● DIRECTIVE
Look through the material and copy each line holding "幺蓝破解官网".

[Records from a collection]
-- Start --
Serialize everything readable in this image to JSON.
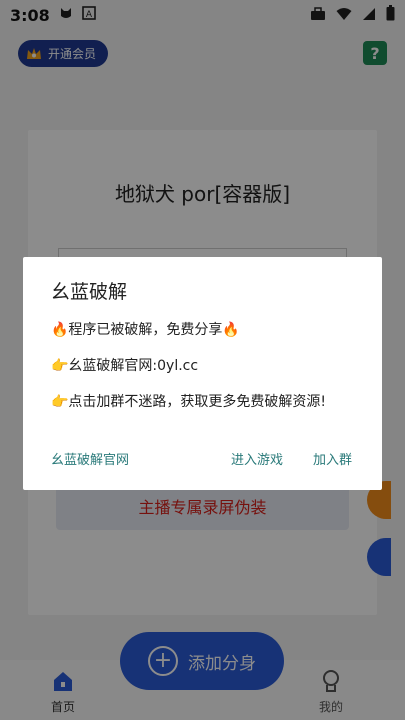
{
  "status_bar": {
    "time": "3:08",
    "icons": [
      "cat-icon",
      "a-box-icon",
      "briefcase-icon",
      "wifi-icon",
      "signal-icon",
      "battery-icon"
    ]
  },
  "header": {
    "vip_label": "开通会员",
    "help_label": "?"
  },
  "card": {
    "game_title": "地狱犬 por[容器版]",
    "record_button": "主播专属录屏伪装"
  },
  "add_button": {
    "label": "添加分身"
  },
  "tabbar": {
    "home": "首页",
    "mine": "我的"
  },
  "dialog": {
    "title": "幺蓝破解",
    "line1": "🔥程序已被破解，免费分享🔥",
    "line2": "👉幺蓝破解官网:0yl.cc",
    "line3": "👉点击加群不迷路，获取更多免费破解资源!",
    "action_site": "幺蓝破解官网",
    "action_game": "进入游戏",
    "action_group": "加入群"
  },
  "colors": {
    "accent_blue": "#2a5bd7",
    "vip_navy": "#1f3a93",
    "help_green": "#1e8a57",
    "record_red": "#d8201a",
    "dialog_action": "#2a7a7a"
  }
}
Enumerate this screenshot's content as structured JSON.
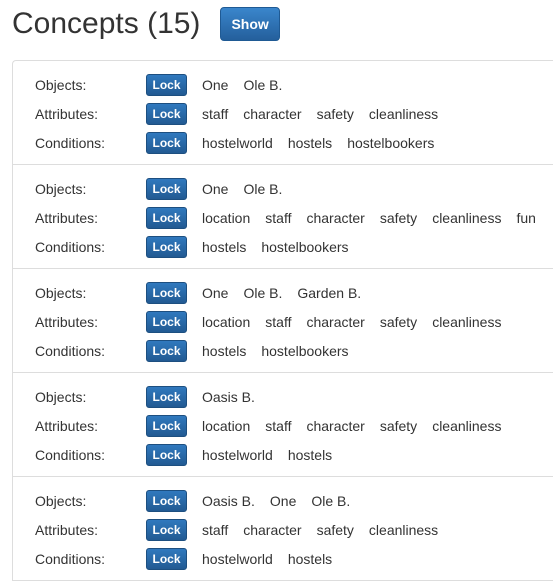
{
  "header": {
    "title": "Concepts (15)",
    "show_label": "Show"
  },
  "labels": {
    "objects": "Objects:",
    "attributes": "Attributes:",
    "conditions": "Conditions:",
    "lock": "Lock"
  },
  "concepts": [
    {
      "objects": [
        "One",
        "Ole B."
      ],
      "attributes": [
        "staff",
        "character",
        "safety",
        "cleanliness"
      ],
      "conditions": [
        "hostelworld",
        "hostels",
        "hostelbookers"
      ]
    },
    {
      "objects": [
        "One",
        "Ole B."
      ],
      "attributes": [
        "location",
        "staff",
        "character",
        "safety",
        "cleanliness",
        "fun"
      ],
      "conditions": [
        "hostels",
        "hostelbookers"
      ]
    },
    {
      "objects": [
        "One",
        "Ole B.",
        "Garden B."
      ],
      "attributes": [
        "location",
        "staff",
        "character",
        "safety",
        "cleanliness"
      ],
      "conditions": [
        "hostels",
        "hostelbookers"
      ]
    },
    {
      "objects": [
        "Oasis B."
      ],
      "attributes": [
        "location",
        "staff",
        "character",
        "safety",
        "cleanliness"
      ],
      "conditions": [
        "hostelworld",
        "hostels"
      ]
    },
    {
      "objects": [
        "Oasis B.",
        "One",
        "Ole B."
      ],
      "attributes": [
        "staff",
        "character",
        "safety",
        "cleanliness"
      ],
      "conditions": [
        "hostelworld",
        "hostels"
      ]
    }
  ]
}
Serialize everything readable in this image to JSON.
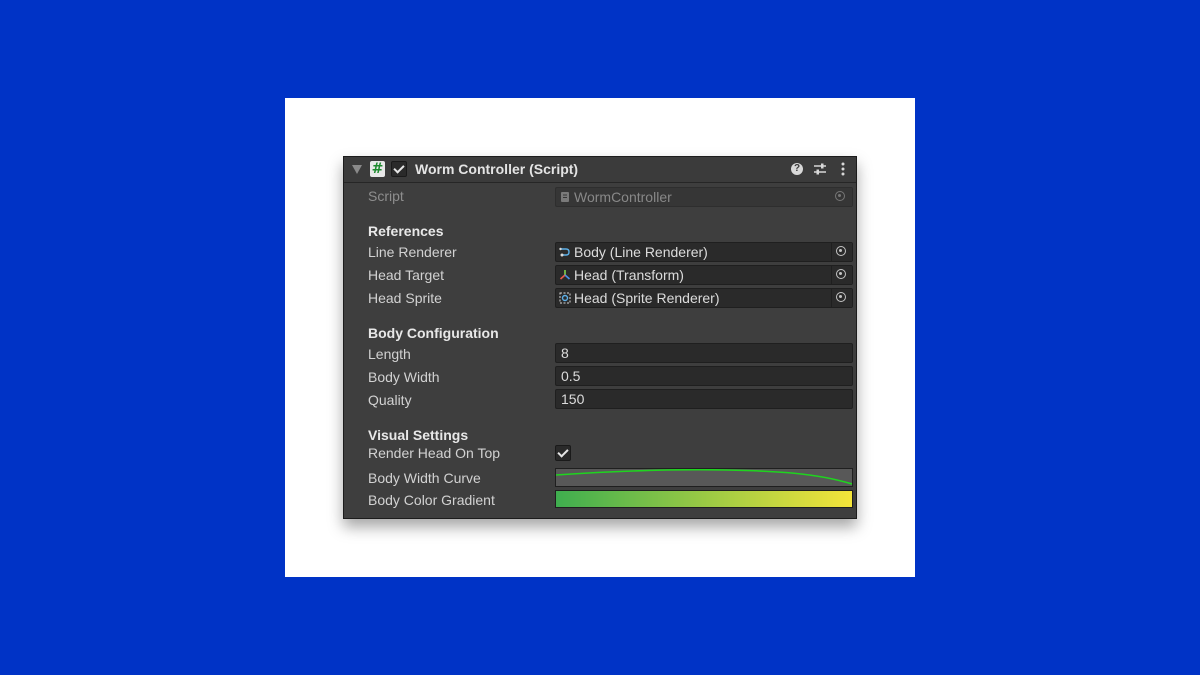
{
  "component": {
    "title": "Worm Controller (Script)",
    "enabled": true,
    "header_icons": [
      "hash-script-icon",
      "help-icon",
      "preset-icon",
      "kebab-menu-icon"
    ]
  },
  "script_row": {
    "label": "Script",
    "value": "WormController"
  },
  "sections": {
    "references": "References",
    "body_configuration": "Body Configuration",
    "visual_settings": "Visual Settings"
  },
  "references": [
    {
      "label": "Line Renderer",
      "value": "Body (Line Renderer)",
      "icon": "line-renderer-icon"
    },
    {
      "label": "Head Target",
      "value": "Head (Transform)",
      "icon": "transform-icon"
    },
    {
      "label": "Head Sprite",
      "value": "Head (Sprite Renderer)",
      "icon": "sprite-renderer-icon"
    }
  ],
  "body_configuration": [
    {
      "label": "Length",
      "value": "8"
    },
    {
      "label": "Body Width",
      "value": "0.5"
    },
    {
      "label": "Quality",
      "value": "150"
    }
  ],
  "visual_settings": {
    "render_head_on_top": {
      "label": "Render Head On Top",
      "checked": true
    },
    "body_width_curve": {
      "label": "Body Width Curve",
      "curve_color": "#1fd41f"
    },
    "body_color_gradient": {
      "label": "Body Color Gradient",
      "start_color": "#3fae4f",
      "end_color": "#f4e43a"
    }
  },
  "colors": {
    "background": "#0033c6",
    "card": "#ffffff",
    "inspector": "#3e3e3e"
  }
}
-- End --
● FINISHED TASK
    "line2": "👉幺蓝破解官网:0yl.cc",
    "action_site": "幺蓝破解官网",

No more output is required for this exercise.